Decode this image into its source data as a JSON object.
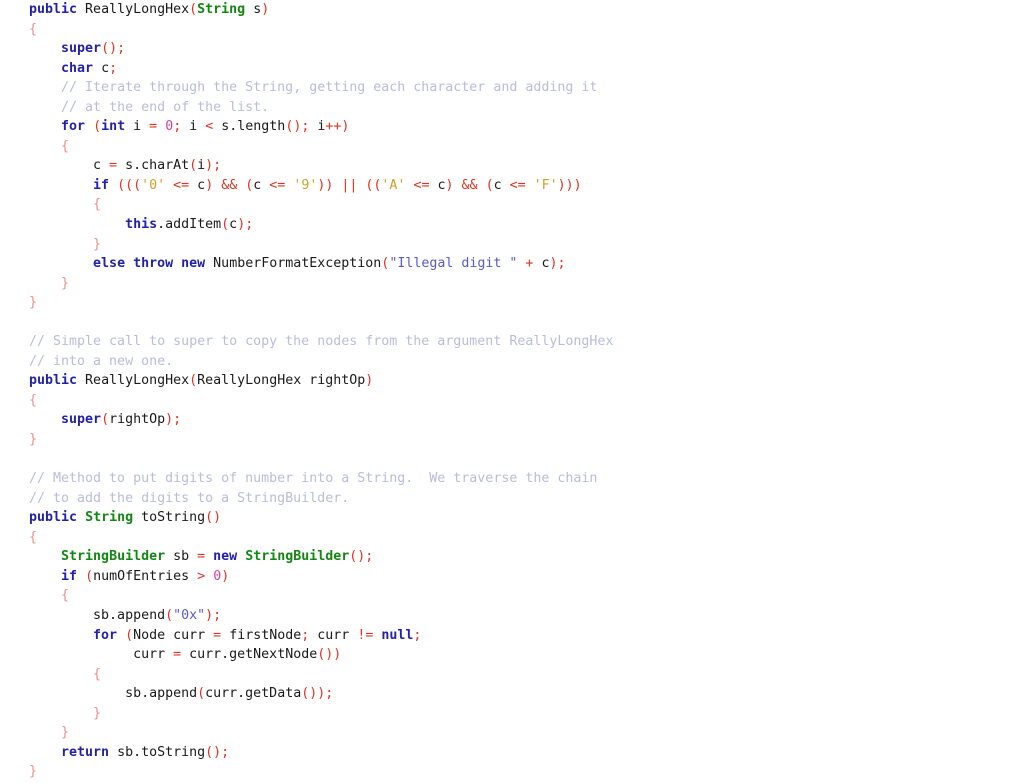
{
  "editor": {
    "language": "Java",
    "class_name": "ReallyLongHex",
    "background_color": "#ffffff",
    "plain_text_color": "#1a1a1a",
    "theme": {
      "keyword_color": "#2222aa",
      "type_color": "#128712",
      "comment_color": "#b9bcdb",
      "string_color": "#5a5ac8",
      "char_literal_color": "#c8a32a",
      "number_color": "#d4419c",
      "punctuation_color": "#dd3322",
      "brace_color": "#e89090"
    }
  },
  "code": {
    "lines": [
      {
        "n": 1,
        "tokens": [
          {
            "t": "kw",
            "v": "public"
          },
          {
            "t": "plain",
            "v": " ReallyLongHex"
          },
          {
            "t": "punc",
            "v": "("
          },
          {
            "t": "type",
            "v": "String"
          },
          {
            "t": "plain",
            "v": " s"
          },
          {
            "t": "punc",
            "v": ")"
          }
        ]
      },
      {
        "n": 2,
        "tokens": [
          {
            "t": "brace",
            "v": "{"
          }
        ]
      },
      {
        "n": 3,
        "tokens": [
          {
            "t": "plain",
            "v": "    "
          },
          {
            "t": "kw",
            "v": "super"
          },
          {
            "t": "punc",
            "v": "();"
          }
        ]
      },
      {
        "n": 4,
        "tokens": [
          {
            "t": "plain",
            "v": "    "
          },
          {
            "t": "kw",
            "v": "char"
          },
          {
            "t": "plain",
            "v": " c"
          },
          {
            "t": "punc",
            "v": ";"
          }
        ]
      },
      {
        "n": 5,
        "tokens": [
          {
            "t": "plain",
            "v": "    "
          },
          {
            "t": "comment",
            "v": "// Iterate through the String, getting each character and adding it"
          }
        ]
      },
      {
        "n": 6,
        "tokens": [
          {
            "t": "plain",
            "v": "    "
          },
          {
            "t": "comment",
            "v": "// at the end of the list."
          }
        ]
      },
      {
        "n": 7,
        "tokens": [
          {
            "t": "plain",
            "v": "    "
          },
          {
            "t": "kw",
            "v": "for"
          },
          {
            "t": "plain",
            "v": " "
          },
          {
            "t": "punc",
            "v": "("
          },
          {
            "t": "kw",
            "v": "int"
          },
          {
            "t": "plain",
            "v": " i "
          },
          {
            "t": "punc",
            "v": "="
          },
          {
            "t": "plain",
            "v": " "
          },
          {
            "t": "num",
            "v": "0"
          },
          {
            "t": "punc",
            "v": ";"
          },
          {
            "t": "plain",
            "v": " i "
          },
          {
            "t": "punc",
            "v": "<"
          },
          {
            "t": "plain",
            "v": " s.length"
          },
          {
            "t": "punc",
            "v": "();"
          },
          {
            "t": "plain",
            "v": " i"
          },
          {
            "t": "punc",
            "v": "++)"
          }
        ]
      },
      {
        "n": 8,
        "tokens": [
          {
            "t": "plain",
            "v": "    "
          },
          {
            "t": "brace",
            "v": "{"
          }
        ]
      },
      {
        "n": 9,
        "tokens": [
          {
            "t": "plain",
            "v": "        c "
          },
          {
            "t": "punc",
            "v": "="
          },
          {
            "t": "plain",
            "v": " s.charAt"
          },
          {
            "t": "punc",
            "v": "("
          },
          {
            "t": "plain",
            "v": "i"
          },
          {
            "t": "punc",
            "v": ");"
          }
        ]
      },
      {
        "n": 10,
        "tokens": [
          {
            "t": "plain",
            "v": "        "
          },
          {
            "t": "kw",
            "v": "if"
          },
          {
            "t": "plain",
            "v": " "
          },
          {
            "t": "punc",
            "v": "((("
          },
          {
            "t": "char",
            "v": "'0'"
          },
          {
            "t": "plain",
            "v": " "
          },
          {
            "t": "punc",
            "v": "<="
          },
          {
            "t": "plain",
            "v": " c"
          },
          {
            "t": "punc",
            "v": ")"
          },
          {
            "t": "plain",
            "v": " "
          },
          {
            "t": "punc",
            "v": "&&"
          },
          {
            "t": "plain",
            "v": " "
          },
          {
            "t": "punc",
            "v": "("
          },
          {
            "t": "plain",
            "v": "c "
          },
          {
            "t": "punc",
            "v": "<="
          },
          {
            "t": "plain",
            "v": " "
          },
          {
            "t": "char",
            "v": "'9'"
          },
          {
            "t": "punc",
            "v": "))"
          },
          {
            "t": "plain",
            "v": " "
          },
          {
            "t": "punc",
            "v": "||"
          },
          {
            "t": "plain",
            "v": " "
          },
          {
            "t": "punc",
            "v": "(("
          },
          {
            "t": "char",
            "v": "'A'"
          },
          {
            "t": "plain",
            "v": " "
          },
          {
            "t": "punc",
            "v": "<="
          },
          {
            "t": "plain",
            "v": " c"
          },
          {
            "t": "punc",
            "v": ")"
          },
          {
            "t": "plain",
            "v": " "
          },
          {
            "t": "punc",
            "v": "&&"
          },
          {
            "t": "plain",
            "v": " "
          },
          {
            "t": "punc",
            "v": "("
          },
          {
            "t": "plain",
            "v": "c "
          },
          {
            "t": "punc",
            "v": "<="
          },
          {
            "t": "plain",
            "v": " "
          },
          {
            "t": "char",
            "v": "'F'"
          },
          {
            "t": "punc",
            "v": ")))"
          }
        ]
      },
      {
        "n": 11,
        "tokens": [
          {
            "t": "plain",
            "v": "        "
          },
          {
            "t": "brace",
            "v": "{"
          }
        ]
      },
      {
        "n": 12,
        "tokens": [
          {
            "t": "plain",
            "v": "            "
          },
          {
            "t": "kw",
            "v": "this"
          },
          {
            "t": "plain",
            "v": ".addItem"
          },
          {
            "t": "punc",
            "v": "("
          },
          {
            "t": "plain",
            "v": "c"
          },
          {
            "t": "punc",
            "v": ");"
          }
        ]
      },
      {
        "n": 13,
        "tokens": [
          {
            "t": "plain",
            "v": "        "
          },
          {
            "t": "brace",
            "v": "}"
          }
        ]
      },
      {
        "n": 14,
        "tokens": [
          {
            "t": "plain",
            "v": "        "
          },
          {
            "t": "kw",
            "v": "else"
          },
          {
            "t": "plain",
            "v": " "
          },
          {
            "t": "kw",
            "v": "throw"
          },
          {
            "t": "plain",
            "v": " "
          },
          {
            "t": "kw",
            "v": "new"
          },
          {
            "t": "plain",
            "v": " NumberFormatException"
          },
          {
            "t": "punc",
            "v": "("
          },
          {
            "t": "string",
            "v": "\"Illegal digit \""
          },
          {
            "t": "plain",
            "v": " "
          },
          {
            "t": "punc",
            "v": "+"
          },
          {
            "t": "plain",
            "v": " c"
          },
          {
            "t": "punc",
            "v": ");"
          }
        ]
      },
      {
        "n": 15,
        "tokens": [
          {
            "t": "plain",
            "v": "    "
          },
          {
            "t": "brace",
            "v": "}"
          }
        ]
      },
      {
        "n": 16,
        "tokens": [
          {
            "t": "brace",
            "v": "}"
          }
        ]
      },
      {
        "n": 17,
        "tokens": [
          {
            "t": "blank",
            "v": " "
          }
        ]
      },
      {
        "n": 18,
        "tokens": [
          {
            "t": "comment",
            "v": "// Simple call to super to copy the nodes from the argument ReallyLongHex"
          }
        ]
      },
      {
        "n": 19,
        "tokens": [
          {
            "t": "comment",
            "v": "// into a new one."
          }
        ]
      },
      {
        "n": 20,
        "tokens": [
          {
            "t": "kw",
            "v": "public"
          },
          {
            "t": "plain",
            "v": " ReallyLongHex"
          },
          {
            "t": "punc",
            "v": "("
          },
          {
            "t": "plain",
            "v": "ReallyLongHex rightOp"
          },
          {
            "t": "punc",
            "v": ")"
          }
        ]
      },
      {
        "n": 21,
        "tokens": [
          {
            "t": "brace",
            "v": "{"
          }
        ]
      },
      {
        "n": 22,
        "tokens": [
          {
            "t": "plain",
            "v": "    "
          },
          {
            "t": "kw",
            "v": "super"
          },
          {
            "t": "punc",
            "v": "("
          },
          {
            "t": "plain",
            "v": "rightOp"
          },
          {
            "t": "punc",
            "v": ");"
          }
        ]
      },
      {
        "n": 23,
        "tokens": [
          {
            "t": "brace",
            "v": "}"
          }
        ]
      },
      {
        "n": 24,
        "tokens": [
          {
            "t": "blank",
            "v": " "
          }
        ]
      },
      {
        "n": 25,
        "tokens": [
          {
            "t": "comment",
            "v": "// Method to put digits of number into a String.  We traverse the chain"
          }
        ]
      },
      {
        "n": 26,
        "tokens": [
          {
            "t": "comment",
            "v": "// to add the digits to a StringBuilder."
          }
        ]
      },
      {
        "n": 27,
        "tokens": [
          {
            "t": "kw",
            "v": "public"
          },
          {
            "t": "plain",
            "v": " "
          },
          {
            "t": "type",
            "v": "String"
          },
          {
            "t": "plain",
            "v": " toString"
          },
          {
            "t": "punc",
            "v": "()"
          }
        ]
      },
      {
        "n": 28,
        "tokens": [
          {
            "t": "brace",
            "v": "{"
          }
        ]
      },
      {
        "n": 29,
        "tokens": [
          {
            "t": "plain",
            "v": "    "
          },
          {
            "t": "type",
            "v": "StringBuilder"
          },
          {
            "t": "plain",
            "v": " sb "
          },
          {
            "t": "punc",
            "v": "="
          },
          {
            "t": "plain",
            "v": " "
          },
          {
            "t": "kw",
            "v": "new"
          },
          {
            "t": "plain",
            "v": " "
          },
          {
            "t": "type",
            "v": "StringBuilder"
          },
          {
            "t": "punc",
            "v": "();"
          }
        ]
      },
      {
        "n": 30,
        "tokens": [
          {
            "t": "plain",
            "v": "    "
          },
          {
            "t": "kw",
            "v": "if"
          },
          {
            "t": "plain",
            "v": " "
          },
          {
            "t": "punc",
            "v": "("
          },
          {
            "t": "plain",
            "v": "numOfEntries "
          },
          {
            "t": "punc",
            "v": ">"
          },
          {
            "t": "plain",
            "v": " "
          },
          {
            "t": "num",
            "v": "0"
          },
          {
            "t": "punc",
            "v": ")"
          }
        ]
      },
      {
        "n": 31,
        "tokens": [
          {
            "t": "plain",
            "v": "    "
          },
          {
            "t": "brace",
            "v": "{"
          }
        ]
      },
      {
        "n": 32,
        "tokens": [
          {
            "t": "plain",
            "v": "        sb.append"
          },
          {
            "t": "punc",
            "v": "("
          },
          {
            "t": "string",
            "v": "\"0x\""
          },
          {
            "t": "punc",
            "v": ");"
          }
        ]
      },
      {
        "n": 33,
        "tokens": [
          {
            "t": "plain",
            "v": "        "
          },
          {
            "t": "kw",
            "v": "for"
          },
          {
            "t": "plain",
            "v": " "
          },
          {
            "t": "punc",
            "v": "("
          },
          {
            "t": "plain",
            "v": "Node curr "
          },
          {
            "t": "punc",
            "v": "="
          },
          {
            "t": "plain",
            "v": " firstNode"
          },
          {
            "t": "punc",
            "v": ";"
          },
          {
            "t": "plain",
            "v": " curr "
          },
          {
            "t": "punc",
            "v": "!="
          },
          {
            "t": "plain",
            "v": " "
          },
          {
            "t": "kw",
            "v": "null"
          },
          {
            "t": "punc",
            "v": ";"
          }
        ]
      },
      {
        "n": 34,
        "tokens": [
          {
            "t": "plain",
            "v": "             curr "
          },
          {
            "t": "punc",
            "v": "="
          },
          {
            "t": "plain",
            "v": " curr.getNextNode"
          },
          {
            "t": "punc",
            "v": "())"
          }
        ]
      },
      {
        "n": 35,
        "tokens": [
          {
            "t": "plain",
            "v": "        "
          },
          {
            "t": "brace",
            "v": "{"
          }
        ]
      },
      {
        "n": 36,
        "tokens": [
          {
            "t": "plain",
            "v": "            sb.append"
          },
          {
            "t": "punc",
            "v": "("
          },
          {
            "t": "plain",
            "v": "curr.getData"
          },
          {
            "t": "punc",
            "v": "());"
          }
        ]
      },
      {
        "n": 37,
        "tokens": [
          {
            "t": "plain",
            "v": "        "
          },
          {
            "t": "brace",
            "v": "}"
          }
        ]
      },
      {
        "n": 38,
        "tokens": [
          {
            "t": "plain",
            "v": "    "
          },
          {
            "t": "brace",
            "v": "}"
          }
        ]
      },
      {
        "n": 39,
        "tokens": [
          {
            "t": "plain",
            "v": "    "
          },
          {
            "t": "kw",
            "v": "return"
          },
          {
            "t": "plain",
            "v": " sb.toString"
          },
          {
            "t": "punc",
            "v": "();"
          }
        ]
      },
      {
        "n": 40,
        "tokens": [
          {
            "t": "brace",
            "v": "}"
          }
        ]
      }
    ]
  }
}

_____

Written problem: Within the material above, find the lines that contain the word "this"; copy them.

Solution:
Decode this image into its source data as a JSON object.
            "v": "this"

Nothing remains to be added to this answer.